__Goal of the exercise__: Pull every line containing "object" from the entries.

Dataset items:
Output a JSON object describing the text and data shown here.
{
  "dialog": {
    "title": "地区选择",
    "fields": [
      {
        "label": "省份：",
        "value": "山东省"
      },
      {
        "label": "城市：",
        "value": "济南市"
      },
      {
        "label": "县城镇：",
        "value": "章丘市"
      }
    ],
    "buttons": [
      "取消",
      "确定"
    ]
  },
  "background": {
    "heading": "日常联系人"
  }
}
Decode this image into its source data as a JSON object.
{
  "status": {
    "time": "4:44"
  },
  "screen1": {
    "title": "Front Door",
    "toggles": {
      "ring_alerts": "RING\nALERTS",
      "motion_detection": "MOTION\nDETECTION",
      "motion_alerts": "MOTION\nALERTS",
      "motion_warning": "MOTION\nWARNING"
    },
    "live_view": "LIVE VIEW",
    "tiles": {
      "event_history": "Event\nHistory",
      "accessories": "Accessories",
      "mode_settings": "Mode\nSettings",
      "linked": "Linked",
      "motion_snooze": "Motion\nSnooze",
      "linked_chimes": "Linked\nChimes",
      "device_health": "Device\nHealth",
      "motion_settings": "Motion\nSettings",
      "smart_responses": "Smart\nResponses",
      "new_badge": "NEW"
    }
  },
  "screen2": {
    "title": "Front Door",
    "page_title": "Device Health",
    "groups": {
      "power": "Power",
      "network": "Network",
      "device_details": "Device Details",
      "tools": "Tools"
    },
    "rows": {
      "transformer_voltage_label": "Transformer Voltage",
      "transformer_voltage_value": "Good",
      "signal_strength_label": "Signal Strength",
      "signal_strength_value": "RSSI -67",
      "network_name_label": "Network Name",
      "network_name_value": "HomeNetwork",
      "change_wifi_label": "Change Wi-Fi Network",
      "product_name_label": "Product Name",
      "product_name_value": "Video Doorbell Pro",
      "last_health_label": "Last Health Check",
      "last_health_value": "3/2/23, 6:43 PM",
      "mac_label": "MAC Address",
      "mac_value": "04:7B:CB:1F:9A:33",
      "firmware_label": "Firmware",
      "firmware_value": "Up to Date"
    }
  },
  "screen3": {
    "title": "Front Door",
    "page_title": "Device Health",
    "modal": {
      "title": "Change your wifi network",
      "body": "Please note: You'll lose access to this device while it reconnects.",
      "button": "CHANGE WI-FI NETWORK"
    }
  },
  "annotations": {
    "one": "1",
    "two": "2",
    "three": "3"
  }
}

__Answer to the problem__:
Output a JSON object describing the text and data shown here.
Decode this image into its source data as a JSON object.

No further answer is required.